### Exercise
Wherever the string "color" appears in a line, extract that line.

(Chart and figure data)
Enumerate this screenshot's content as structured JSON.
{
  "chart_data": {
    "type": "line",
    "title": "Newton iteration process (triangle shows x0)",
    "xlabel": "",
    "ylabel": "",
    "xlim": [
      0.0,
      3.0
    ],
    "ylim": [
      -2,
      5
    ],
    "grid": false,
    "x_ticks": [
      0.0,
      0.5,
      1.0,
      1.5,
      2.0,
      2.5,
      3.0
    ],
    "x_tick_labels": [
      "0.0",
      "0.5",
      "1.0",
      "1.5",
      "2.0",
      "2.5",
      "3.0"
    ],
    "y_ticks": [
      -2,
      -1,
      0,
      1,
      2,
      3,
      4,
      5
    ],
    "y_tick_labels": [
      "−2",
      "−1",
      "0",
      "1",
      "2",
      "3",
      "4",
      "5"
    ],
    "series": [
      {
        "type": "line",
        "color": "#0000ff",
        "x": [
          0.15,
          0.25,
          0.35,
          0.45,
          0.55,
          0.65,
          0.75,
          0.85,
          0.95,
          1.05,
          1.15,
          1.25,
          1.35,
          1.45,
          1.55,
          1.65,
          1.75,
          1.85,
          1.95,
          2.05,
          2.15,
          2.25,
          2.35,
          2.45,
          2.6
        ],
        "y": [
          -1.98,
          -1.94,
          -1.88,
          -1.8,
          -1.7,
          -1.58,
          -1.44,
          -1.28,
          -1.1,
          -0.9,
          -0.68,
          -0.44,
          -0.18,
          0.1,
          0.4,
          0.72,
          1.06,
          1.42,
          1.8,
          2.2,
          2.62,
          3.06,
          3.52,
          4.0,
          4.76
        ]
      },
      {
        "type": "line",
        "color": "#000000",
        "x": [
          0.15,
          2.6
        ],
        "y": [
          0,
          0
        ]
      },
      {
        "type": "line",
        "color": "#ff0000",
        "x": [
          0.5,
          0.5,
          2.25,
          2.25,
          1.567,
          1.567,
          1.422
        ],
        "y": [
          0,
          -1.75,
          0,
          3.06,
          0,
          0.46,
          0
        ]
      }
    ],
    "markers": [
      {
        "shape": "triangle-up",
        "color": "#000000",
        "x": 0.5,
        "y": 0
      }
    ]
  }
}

### Response to this exercise
        "color": "#0000ff",
        "color": "#000000",
        "color": "#ff0000",
        "color": "#000000",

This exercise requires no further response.